Figure record extracts
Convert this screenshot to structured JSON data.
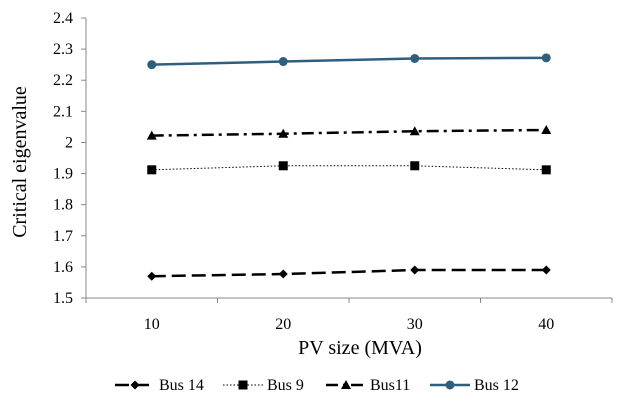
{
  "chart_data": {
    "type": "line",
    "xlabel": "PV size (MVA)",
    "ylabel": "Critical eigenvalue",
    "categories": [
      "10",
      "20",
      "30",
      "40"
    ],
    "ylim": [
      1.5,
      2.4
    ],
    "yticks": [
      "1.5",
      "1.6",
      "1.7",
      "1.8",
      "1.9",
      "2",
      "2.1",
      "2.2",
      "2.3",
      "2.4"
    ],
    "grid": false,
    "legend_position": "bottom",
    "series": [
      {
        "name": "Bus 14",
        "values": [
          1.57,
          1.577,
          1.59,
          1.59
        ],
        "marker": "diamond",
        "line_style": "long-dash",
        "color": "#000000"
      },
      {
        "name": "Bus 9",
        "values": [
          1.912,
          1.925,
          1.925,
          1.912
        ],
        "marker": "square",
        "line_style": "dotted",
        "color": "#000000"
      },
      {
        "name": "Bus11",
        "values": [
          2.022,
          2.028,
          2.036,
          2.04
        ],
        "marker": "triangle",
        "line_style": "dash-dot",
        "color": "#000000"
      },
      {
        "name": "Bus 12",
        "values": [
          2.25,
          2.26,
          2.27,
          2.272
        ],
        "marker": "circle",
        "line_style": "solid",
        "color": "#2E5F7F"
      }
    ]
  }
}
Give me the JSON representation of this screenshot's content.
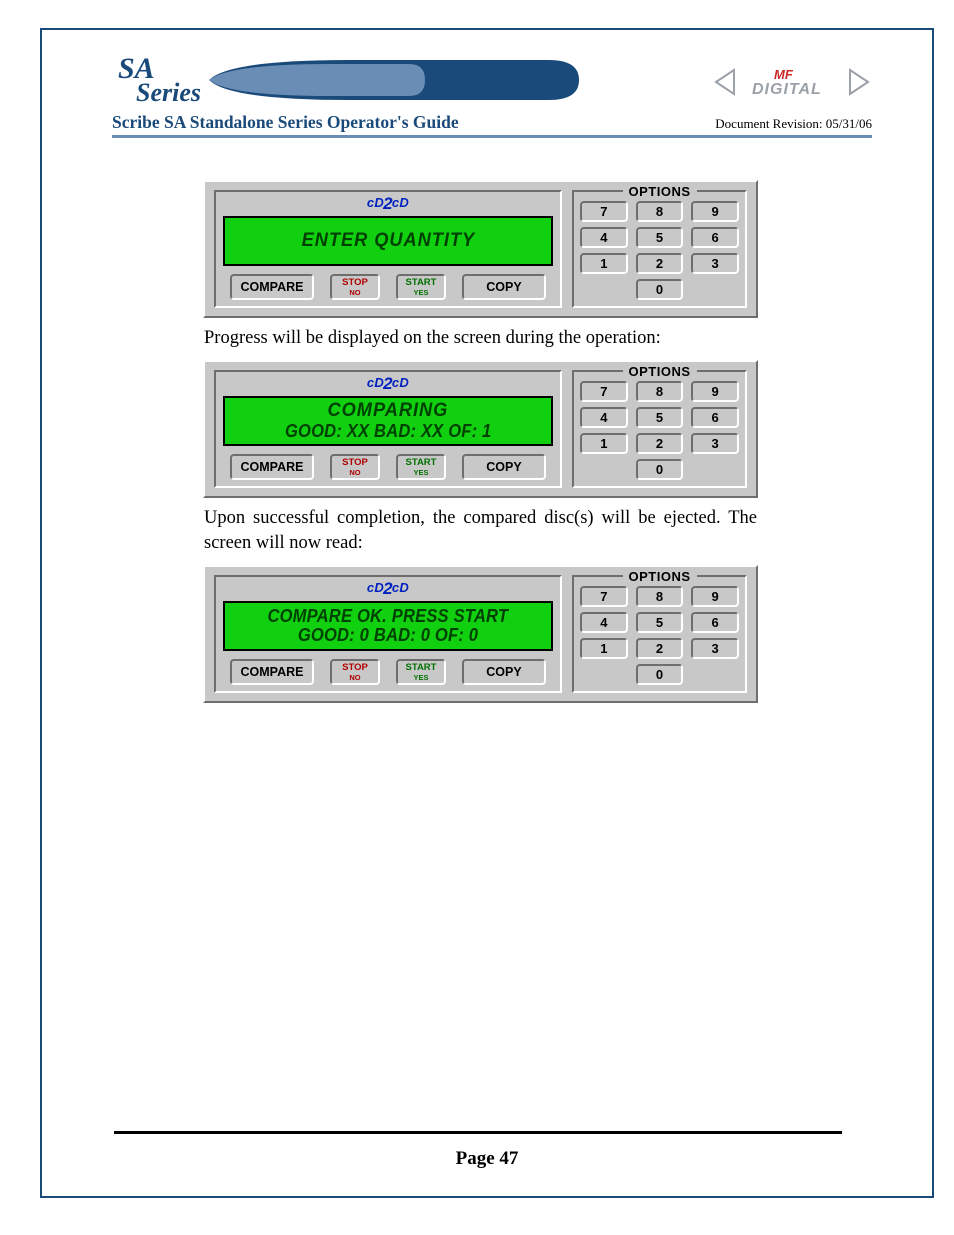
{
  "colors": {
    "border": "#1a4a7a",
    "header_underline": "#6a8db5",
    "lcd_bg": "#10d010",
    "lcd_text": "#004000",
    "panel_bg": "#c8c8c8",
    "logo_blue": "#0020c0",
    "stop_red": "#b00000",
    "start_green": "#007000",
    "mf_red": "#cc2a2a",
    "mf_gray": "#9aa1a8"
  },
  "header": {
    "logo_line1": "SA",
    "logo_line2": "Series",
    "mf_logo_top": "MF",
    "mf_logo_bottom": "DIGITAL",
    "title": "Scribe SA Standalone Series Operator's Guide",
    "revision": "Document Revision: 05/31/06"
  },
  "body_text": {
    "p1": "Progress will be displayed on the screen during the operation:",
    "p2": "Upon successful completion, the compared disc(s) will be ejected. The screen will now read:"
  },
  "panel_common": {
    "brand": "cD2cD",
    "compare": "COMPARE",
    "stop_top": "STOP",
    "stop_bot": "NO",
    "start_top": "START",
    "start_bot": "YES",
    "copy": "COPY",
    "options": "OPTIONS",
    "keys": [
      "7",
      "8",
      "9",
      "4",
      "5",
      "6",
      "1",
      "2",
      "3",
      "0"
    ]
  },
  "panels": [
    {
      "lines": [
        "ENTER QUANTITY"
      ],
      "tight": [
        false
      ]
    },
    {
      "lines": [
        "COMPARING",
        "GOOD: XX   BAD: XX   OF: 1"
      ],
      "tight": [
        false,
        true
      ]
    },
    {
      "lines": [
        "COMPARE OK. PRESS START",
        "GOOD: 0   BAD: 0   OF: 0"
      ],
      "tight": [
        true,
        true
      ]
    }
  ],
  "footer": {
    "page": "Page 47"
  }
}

* * *

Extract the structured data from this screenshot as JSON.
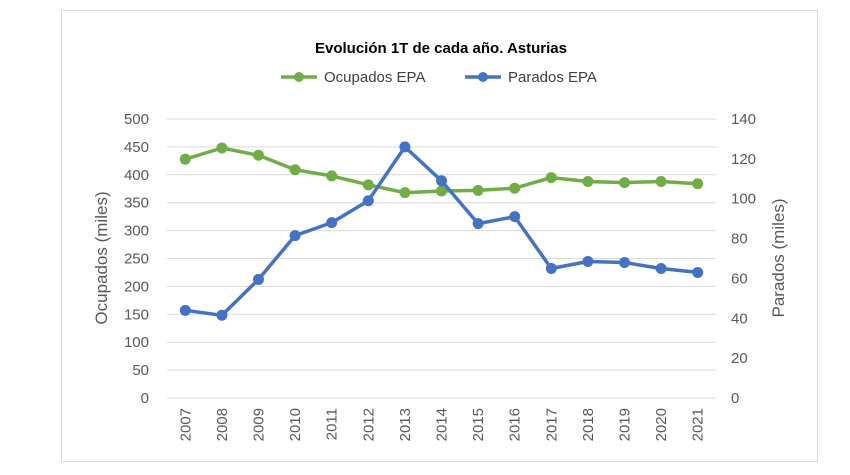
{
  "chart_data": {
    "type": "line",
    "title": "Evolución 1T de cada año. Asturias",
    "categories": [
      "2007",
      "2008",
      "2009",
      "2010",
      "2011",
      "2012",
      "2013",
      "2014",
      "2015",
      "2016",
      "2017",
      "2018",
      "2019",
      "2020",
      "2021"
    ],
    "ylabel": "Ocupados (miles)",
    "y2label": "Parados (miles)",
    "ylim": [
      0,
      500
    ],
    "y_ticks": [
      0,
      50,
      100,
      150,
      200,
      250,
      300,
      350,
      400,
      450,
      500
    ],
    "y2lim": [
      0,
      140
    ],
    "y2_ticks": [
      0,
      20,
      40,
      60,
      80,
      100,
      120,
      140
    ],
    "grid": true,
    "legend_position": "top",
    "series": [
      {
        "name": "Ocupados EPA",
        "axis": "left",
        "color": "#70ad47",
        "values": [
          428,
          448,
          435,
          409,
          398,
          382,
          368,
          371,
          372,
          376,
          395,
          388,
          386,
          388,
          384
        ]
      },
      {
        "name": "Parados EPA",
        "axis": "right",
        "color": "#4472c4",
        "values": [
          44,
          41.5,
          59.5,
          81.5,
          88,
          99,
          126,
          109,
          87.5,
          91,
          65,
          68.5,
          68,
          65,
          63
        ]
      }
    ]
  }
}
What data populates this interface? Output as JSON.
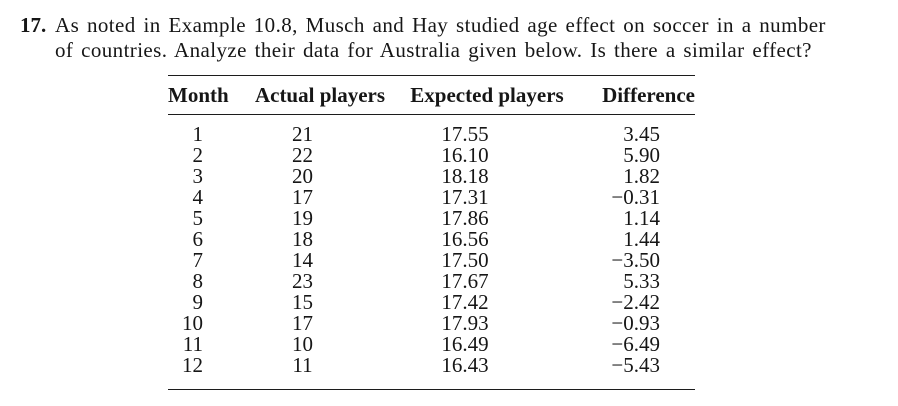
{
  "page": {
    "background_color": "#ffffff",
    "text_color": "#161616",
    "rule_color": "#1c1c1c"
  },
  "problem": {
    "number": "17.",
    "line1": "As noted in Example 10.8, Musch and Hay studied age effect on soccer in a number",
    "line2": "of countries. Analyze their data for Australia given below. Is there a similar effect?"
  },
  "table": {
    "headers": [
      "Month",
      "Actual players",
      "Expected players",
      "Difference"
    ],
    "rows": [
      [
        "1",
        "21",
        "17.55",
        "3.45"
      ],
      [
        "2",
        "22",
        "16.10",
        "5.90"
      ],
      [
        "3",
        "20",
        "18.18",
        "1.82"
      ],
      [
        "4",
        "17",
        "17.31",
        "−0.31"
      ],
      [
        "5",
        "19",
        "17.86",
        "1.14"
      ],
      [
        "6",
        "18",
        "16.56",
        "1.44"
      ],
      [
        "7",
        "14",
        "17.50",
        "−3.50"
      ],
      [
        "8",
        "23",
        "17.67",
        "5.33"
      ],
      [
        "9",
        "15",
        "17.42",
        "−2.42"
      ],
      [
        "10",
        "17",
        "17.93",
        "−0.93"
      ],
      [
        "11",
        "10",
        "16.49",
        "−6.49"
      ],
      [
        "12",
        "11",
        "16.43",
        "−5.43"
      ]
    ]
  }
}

==

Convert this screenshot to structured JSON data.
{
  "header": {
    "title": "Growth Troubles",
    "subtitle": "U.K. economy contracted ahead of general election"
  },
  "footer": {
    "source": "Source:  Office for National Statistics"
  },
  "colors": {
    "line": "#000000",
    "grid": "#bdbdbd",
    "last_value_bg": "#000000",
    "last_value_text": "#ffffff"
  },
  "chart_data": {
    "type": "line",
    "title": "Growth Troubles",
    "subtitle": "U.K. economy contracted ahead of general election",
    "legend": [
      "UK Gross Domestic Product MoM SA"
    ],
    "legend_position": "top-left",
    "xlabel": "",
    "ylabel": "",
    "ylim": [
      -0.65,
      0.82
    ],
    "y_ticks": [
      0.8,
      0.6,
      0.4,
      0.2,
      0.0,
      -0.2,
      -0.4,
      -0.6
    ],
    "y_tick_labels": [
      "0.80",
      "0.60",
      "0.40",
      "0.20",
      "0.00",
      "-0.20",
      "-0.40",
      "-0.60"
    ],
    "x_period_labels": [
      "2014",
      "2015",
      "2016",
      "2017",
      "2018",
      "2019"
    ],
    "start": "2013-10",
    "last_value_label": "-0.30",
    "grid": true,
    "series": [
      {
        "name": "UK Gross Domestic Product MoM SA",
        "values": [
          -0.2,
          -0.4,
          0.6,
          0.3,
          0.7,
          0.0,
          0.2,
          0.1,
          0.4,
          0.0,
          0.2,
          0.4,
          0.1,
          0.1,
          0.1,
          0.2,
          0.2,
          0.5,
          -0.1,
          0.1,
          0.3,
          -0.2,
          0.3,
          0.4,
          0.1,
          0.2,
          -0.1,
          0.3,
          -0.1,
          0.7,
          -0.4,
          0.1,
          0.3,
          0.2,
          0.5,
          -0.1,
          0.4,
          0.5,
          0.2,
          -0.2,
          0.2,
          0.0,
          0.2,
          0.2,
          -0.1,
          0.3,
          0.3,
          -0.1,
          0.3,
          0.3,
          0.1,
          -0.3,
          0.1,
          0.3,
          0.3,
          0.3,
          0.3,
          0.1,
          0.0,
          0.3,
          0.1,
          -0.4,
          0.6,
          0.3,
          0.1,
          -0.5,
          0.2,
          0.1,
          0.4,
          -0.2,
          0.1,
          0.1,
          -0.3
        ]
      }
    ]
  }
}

EXERCISE: Give every line of the material that includes the string "effect".

FINISHED TASK:
    "line1": "As noted in Example 10.8, Musch and Hay studied age effect on soccer in a number",
    "line2": "of countries. Analyze their data for Australia given below. Is there a similar effect?"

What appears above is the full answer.